Stored records:
++++++++++

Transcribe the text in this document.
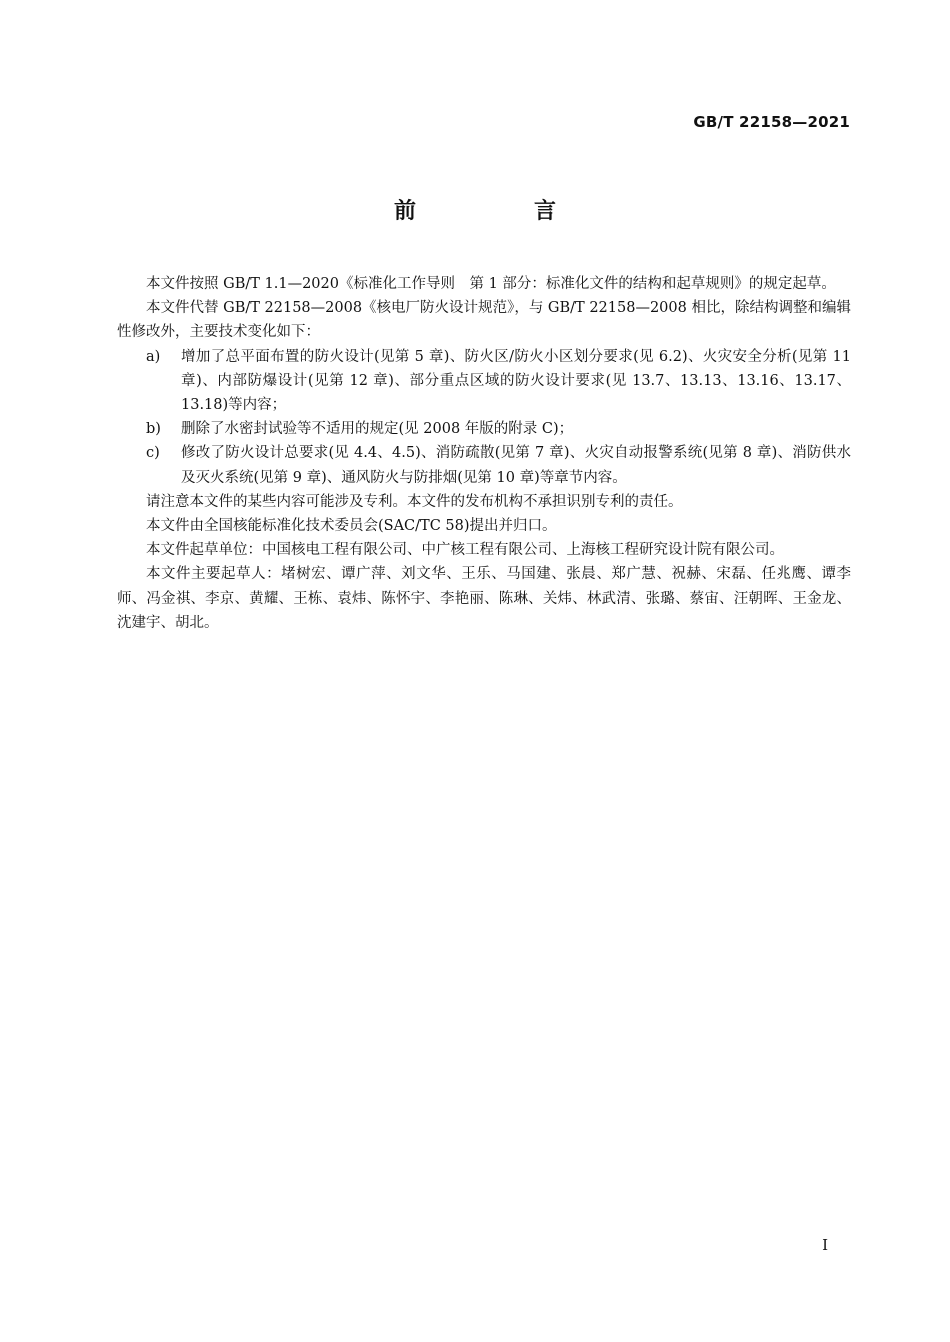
GB/T 22158—2021
前　言

本文件按照 GB/T 1.1—2020《标准化工作导则　第 1 部分：标准化文件的结构和起草规则》的规定起草。

本文件代替 GB/T 22158—2008《核电厂防火设计规范》，与 GB/T 22158—2008 相比，除结构调整和编辑性修改外，主要技术变化如下：

a) 增加了总平面布置的防火设计(见第 5 章)、防火区/防火小区划分要求(见 6.2)、火灾安全分析(见第 11 章)、内部防爆设计(见第 12 章)、部分重点区域的防火设计要求(见 13.7、13.13、13.16、13.17、13.18)等内容；
b) 删除了水密封试验等不适用的规定(见 2008 年版的附录 C)；
c) 修改了防火设计总要求(见 4.4、4.5)、消防疏散(见第 7 章)、火灾自动报警系统(见第 8 章)、消防供水及灭火系统(见第 9 章)、通风防火与防排烟(见第 10 章)等章节内容。

请注意本文件的某些内容可能涉及专利。本文件的发布机构不承担识别专利的责任。

本文件由全国核能标准化技术委员会(SAC/TC 58)提出并归口。

本文件起草单位：中国核电工程有限公司、中广核工程有限公司、上海核工程研究设计院有限公司。

本文件主要起草人：堵树宏、谭广萍、刘文华、王乐、马国建、张晨、郑广慧、祝赫、宋磊、任兆鹰、谭李师、冯金祺、李京、黄耀、王栋、袁炜、陈怀宇、李艳丽、陈琳、关炜、林武清、张璐、蔡宙、汪朝晖、王金龙、沈建宇、胡北。

I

++++++++++

What you should do:
Without including any pictures, please restate all the records exactly.

Complete answer:
Transcribe the text in this document.
GB/T 22158—2021
前　言

本文件按照 GB/T 1.1—2020《标准化工作导则　第 1 部分：标准化文件的结构和起草规则》的规定起草。

本文件代替 GB/T 22158—2008《核电厂防火设计规范》，与 GB/T 22158—2008 相比，除结构调整和编辑性修改外，主要技术变化如下：

a) 增加了总平面布置的防火设计(见第 5 章)、防火区/防火小区划分要求(见 6.2)、火灾安全分析(见第 11 章)、内部防爆设计(见第 12 章)、部分重点区域的防火设计要求(见 13.7、13.13、13.16、13.17、13.18)等内容；
b) 删除了水密封试验等不适用的规定(见 2008 年版的附录 C)；
c) 修改了防火设计总要求(见 4.4、4.5)、消防疏散(见第 7 章)、火灾自动报警系统(见第 8 章)、消防供水及灭火系统(见第 9 章)、通风防火与防排烟(见第 10 章)等章节内容。

请注意本文件的某些内容可能涉及专利。本文件的发布机构不承担识别专利的责任。

本文件由全国核能标准化技术委员会(SAC/TC 58)提出并归口。

本文件起草单位：中国核电工程有限公司、中广核工程有限公司、上海核工程研究设计院有限公司。

本文件主要起草人：堵树宏、谭广萍、刘文华、王乐、马国建、张晨、郑广慧、祝赫、宋磊、任兆鹰、谭李师、冯金祺、李京、黄耀、王栋、袁炜、陈怀宇、李艳丽、陈琳、关炜、林武清、张璐、蔡宙、汪朝晖、王金龙、沈建宇、胡北。

I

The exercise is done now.